List every line below containing "major".

## Start

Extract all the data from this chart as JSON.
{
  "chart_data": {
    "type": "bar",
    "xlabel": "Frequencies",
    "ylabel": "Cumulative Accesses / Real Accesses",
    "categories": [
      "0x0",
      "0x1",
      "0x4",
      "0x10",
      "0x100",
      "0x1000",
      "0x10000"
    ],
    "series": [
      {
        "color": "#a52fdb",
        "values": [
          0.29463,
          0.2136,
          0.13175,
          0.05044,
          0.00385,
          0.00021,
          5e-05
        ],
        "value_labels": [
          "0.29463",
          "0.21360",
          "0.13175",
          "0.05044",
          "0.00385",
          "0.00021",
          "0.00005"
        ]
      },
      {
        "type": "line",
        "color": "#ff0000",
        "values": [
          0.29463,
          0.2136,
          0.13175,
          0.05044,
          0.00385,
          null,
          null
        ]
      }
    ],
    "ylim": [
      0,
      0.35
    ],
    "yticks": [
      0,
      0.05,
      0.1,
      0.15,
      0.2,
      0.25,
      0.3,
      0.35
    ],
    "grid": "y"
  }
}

## End
## Start

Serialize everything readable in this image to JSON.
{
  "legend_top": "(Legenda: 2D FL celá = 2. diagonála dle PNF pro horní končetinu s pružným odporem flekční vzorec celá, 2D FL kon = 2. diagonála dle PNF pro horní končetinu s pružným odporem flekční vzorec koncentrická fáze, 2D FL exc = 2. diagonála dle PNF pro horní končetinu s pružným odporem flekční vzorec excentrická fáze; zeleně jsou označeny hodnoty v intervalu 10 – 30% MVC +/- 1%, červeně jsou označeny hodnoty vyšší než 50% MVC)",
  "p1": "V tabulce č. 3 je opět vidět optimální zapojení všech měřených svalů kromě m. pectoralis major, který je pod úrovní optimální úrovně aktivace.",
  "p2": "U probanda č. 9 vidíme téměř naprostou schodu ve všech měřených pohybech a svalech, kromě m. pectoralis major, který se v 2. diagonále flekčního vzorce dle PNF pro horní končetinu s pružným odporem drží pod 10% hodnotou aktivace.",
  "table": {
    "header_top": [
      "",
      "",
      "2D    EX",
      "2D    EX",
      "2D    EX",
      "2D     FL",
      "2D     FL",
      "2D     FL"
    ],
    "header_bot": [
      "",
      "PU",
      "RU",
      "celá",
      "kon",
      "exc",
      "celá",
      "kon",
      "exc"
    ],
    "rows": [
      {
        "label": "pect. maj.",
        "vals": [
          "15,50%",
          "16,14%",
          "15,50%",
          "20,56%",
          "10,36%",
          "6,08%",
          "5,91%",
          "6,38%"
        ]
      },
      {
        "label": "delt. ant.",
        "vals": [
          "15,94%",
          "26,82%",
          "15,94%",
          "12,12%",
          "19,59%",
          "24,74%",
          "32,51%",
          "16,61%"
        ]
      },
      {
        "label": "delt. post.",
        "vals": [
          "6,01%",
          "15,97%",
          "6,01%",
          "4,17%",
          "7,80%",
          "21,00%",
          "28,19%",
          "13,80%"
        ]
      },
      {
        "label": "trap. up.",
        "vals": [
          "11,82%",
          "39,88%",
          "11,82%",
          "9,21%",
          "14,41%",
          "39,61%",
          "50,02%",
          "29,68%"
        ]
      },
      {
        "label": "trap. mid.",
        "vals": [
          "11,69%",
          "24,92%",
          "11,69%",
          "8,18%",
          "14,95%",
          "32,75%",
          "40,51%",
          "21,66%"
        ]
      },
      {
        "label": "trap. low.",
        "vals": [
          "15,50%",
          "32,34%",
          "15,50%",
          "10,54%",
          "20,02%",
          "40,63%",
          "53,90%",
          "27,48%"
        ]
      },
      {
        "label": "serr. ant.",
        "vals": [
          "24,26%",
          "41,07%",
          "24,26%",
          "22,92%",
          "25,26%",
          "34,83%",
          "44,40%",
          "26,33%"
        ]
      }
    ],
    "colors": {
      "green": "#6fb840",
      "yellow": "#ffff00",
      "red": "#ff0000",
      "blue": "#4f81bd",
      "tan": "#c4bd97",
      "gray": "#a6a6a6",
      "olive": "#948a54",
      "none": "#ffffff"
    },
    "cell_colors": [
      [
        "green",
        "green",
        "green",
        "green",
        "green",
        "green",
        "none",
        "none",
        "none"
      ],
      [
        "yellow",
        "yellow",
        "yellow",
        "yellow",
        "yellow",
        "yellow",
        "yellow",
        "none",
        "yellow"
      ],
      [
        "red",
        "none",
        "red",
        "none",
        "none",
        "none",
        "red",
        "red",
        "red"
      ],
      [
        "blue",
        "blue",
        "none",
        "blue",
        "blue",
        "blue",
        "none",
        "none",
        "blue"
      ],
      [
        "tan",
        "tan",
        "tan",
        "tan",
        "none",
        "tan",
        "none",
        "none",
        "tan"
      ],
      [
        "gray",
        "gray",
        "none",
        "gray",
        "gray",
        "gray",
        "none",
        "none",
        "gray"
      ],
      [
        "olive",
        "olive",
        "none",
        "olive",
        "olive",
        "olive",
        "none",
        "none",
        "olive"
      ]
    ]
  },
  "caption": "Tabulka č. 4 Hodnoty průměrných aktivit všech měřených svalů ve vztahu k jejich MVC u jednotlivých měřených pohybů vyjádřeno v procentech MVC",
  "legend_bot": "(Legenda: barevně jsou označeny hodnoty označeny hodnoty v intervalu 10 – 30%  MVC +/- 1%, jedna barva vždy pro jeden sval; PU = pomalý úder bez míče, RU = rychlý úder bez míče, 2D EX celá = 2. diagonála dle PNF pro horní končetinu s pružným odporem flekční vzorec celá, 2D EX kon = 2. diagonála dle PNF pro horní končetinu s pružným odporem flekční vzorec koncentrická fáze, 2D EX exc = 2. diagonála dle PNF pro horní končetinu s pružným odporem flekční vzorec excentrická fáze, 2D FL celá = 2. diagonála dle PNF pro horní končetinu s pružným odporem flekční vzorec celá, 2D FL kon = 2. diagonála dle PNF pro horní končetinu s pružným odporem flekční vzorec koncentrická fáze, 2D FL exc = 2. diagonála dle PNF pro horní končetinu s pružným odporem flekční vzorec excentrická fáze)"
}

## End
## Start

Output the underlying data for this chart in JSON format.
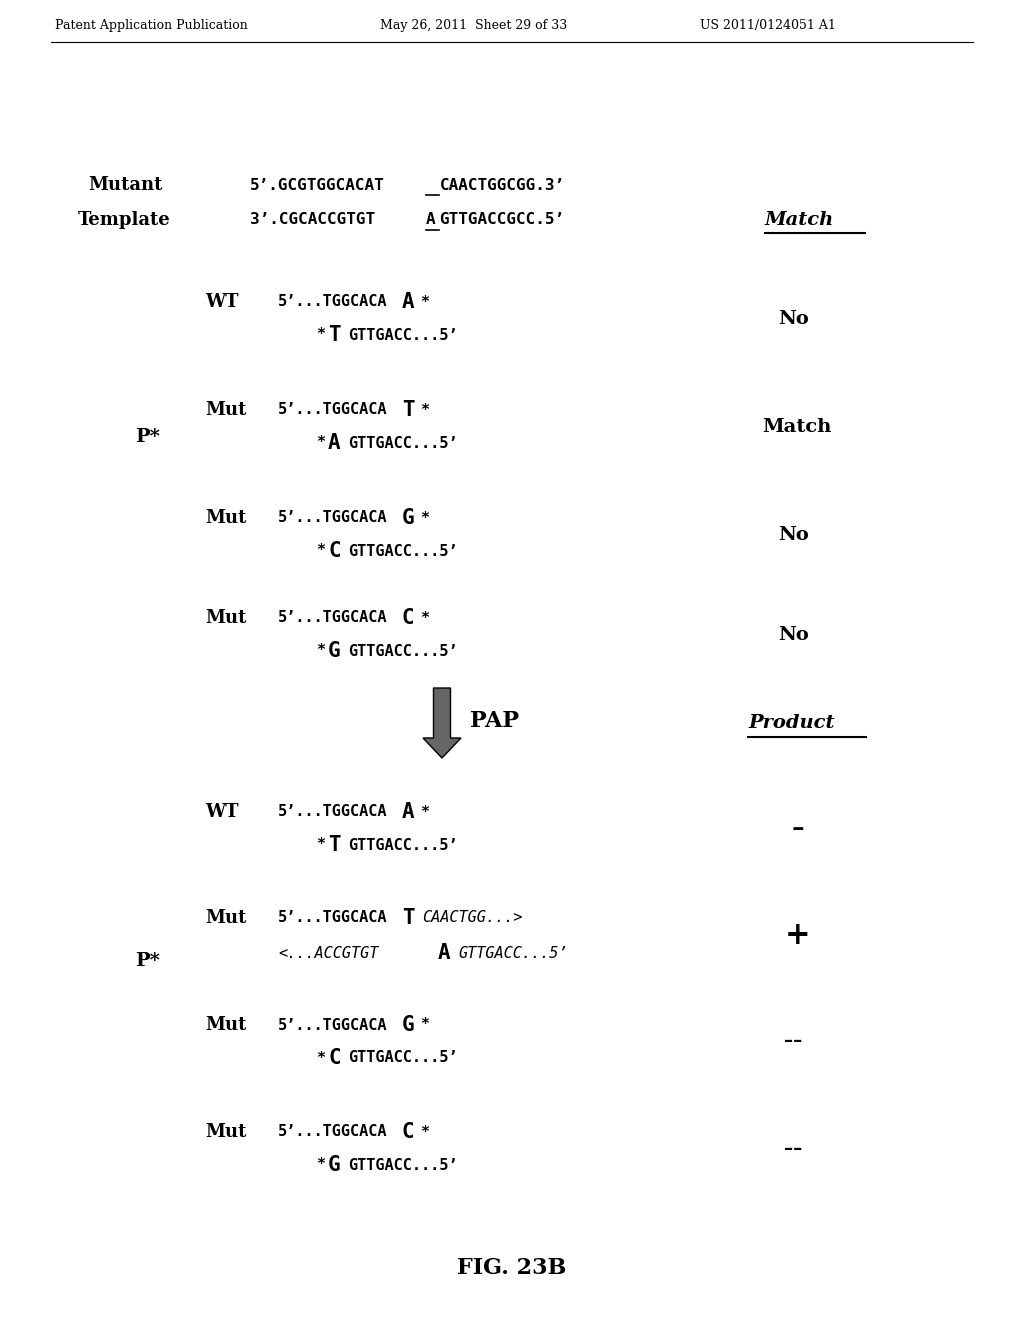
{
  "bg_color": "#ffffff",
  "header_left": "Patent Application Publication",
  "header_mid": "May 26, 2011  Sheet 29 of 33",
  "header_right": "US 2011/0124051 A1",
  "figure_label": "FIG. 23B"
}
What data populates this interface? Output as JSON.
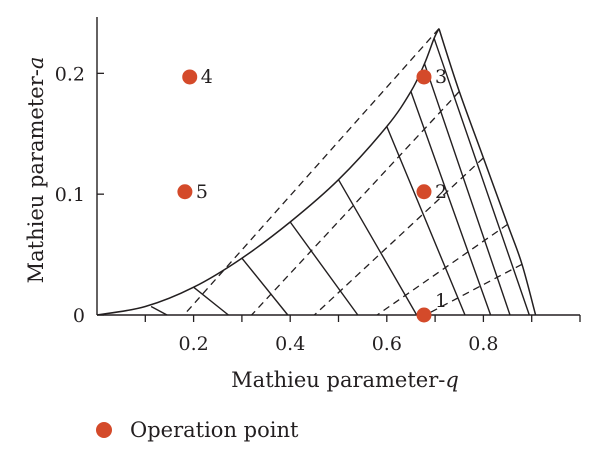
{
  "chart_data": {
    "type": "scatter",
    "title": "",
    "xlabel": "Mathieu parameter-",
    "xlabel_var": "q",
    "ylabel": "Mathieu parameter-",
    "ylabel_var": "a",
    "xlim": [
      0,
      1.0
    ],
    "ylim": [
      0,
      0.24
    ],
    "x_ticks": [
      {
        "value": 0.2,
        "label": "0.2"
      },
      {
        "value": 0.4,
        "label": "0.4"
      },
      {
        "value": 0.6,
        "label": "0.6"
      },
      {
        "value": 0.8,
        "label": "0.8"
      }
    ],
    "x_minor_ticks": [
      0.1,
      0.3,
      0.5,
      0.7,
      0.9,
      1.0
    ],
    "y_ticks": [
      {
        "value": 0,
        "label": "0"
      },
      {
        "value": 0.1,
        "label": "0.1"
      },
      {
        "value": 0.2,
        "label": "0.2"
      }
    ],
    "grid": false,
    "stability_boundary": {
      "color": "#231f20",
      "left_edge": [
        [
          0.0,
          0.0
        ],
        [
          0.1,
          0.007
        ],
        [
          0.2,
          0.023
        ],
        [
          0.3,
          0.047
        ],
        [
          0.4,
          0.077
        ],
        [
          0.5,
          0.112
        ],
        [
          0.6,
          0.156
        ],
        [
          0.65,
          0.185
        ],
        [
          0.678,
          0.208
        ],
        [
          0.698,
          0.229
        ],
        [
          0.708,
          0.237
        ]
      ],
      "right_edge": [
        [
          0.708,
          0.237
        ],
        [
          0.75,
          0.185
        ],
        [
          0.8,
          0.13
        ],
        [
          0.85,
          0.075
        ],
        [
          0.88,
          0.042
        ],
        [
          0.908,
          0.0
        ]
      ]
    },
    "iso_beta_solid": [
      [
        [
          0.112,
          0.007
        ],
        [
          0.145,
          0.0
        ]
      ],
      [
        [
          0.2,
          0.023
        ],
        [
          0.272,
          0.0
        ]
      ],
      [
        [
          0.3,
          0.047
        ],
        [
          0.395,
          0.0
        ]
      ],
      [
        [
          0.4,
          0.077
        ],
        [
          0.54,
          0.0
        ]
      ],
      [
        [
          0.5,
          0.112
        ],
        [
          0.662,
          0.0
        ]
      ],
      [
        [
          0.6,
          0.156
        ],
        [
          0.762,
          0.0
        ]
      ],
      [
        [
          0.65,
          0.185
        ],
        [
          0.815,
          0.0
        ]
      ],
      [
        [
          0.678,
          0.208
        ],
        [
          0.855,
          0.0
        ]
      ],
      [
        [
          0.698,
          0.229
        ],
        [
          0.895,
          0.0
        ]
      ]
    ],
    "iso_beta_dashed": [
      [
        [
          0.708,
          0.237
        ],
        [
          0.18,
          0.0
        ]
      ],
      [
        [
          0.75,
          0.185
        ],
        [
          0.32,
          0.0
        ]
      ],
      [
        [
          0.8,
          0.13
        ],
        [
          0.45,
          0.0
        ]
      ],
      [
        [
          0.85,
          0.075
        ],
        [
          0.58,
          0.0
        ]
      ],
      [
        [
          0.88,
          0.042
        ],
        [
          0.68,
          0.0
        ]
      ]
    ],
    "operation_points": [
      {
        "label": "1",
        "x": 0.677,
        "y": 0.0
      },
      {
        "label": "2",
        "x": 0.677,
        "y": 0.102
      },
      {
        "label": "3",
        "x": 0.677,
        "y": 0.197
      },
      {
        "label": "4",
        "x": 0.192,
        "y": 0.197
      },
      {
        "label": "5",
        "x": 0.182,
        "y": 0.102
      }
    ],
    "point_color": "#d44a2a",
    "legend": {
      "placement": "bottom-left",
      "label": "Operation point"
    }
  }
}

## End

◆ **TASK ANSWER**
  "p1": "V tabulce č. 3 je opět vidět optimální zapojení všech měřených svalů kromě m. pectoralis major, který je pod úrovní optimální úrovně aktivace.",
  "p2": "U probanda č. 9 vidíme téměř naprostou schodu ve všech měřených pohybech a svalech, kromě m. pectoralis major, který se v 2. diagonále flekčního vzorce dle PNF pro horní končetinu s pružným odporem drží pod 10% hodnotou aktivace.",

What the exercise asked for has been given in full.